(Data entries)
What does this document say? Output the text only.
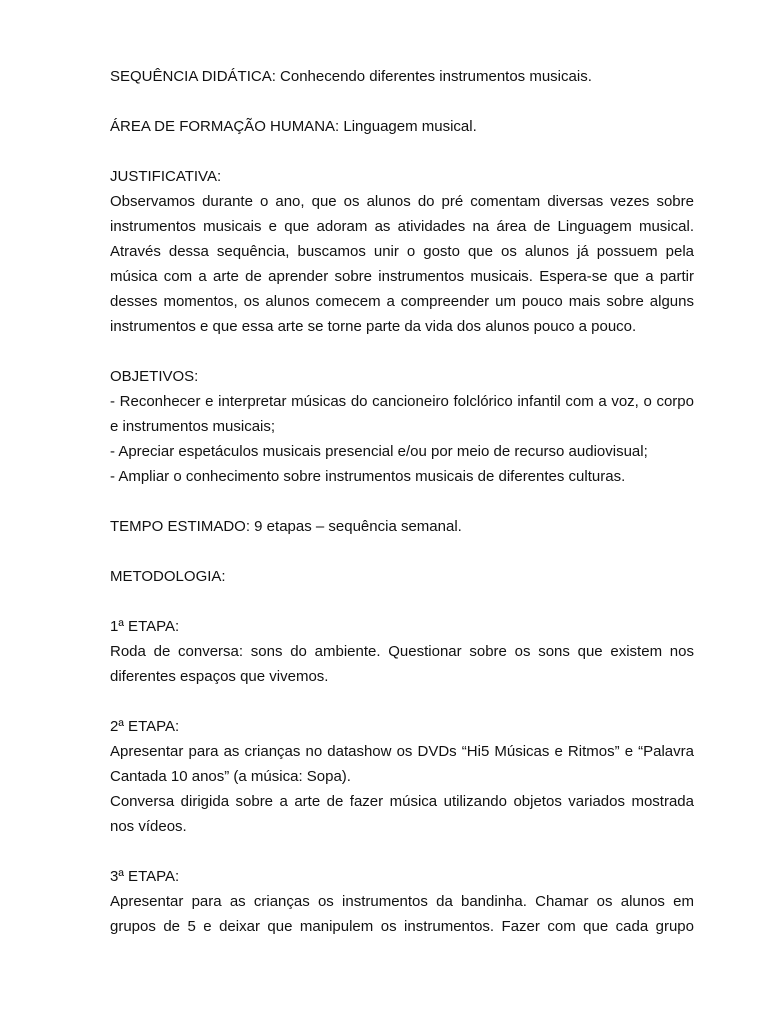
SEQUÊNCIA DIDÁTICA: Conhecendo diferentes instrumentos musicais.

ÁREA DE FORMAÇÃO HUMANA: Linguagem musical.

JUSTIFICATIVA:

Observamos durante o ano, que os alunos do pré comentam diversas vezes sobre instrumentos musicais e que adoram as atividades na área de Linguagem musical. Através dessa sequência, buscamos unir o gosto que os alunos já possuem pela música com a arte de aprender sobre instrumentos musicais. Espera-se que a partir desses momentos, os alunos comecem a compreender um pouco mais sobre alguns instrumentos e que essa arte se torne parte da vida dos alunos pouco a pouco.

OBJETIVOS:

- Reconhecer e interpretar músicas do cancioneiro folclórico infantil com a voz, o corpo e instrumentos musicais;

- Apreciar espetáculos musicais presencial e/ou por meio de recurso audiovisual;

- Ampliar o conhecimento sobre instrumentos musicais de diferentes culturas.

TEMPO ESTIMADO: 9 etapas – sequência semanal.

METODOLOGIA:

1ª ETAPA:

Roda de conversa: sons do ambiente. Questionar sobre os sons que existem nos diferentes espaços que vivemos.

2ª ETAPA:

Apresentar para as crianças no datashow os DVDs “Hi5 Músicas e Ritmos” e “Palavra Cantada 10 anos” (a música: Sopa).

Conversa dirigida sobre a arte de fazer música utilizando objetos variados mostrada nos vídeos.

3ª ETAPA:

Apresentar para as crianças os instrumentos da bandinha. Chamar os alunos em grupos de 5 e deixar que manipulem os instrumentos. Fazer com que cada grupo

▸ Exercise description
Take each line containing the string "diferentes" and copy it out.

▸ Result below
SEQUÊNCIA DIDÁTICA: Conhecendo diferentes instrumentos musicais.
- Ampliar o conhecimento sobre instrumentos musicais de diferentes culturas.
Roda de conversa: sons do ambiente. Questionar sobre os sons que existem nos diferentes espaços que vivemos.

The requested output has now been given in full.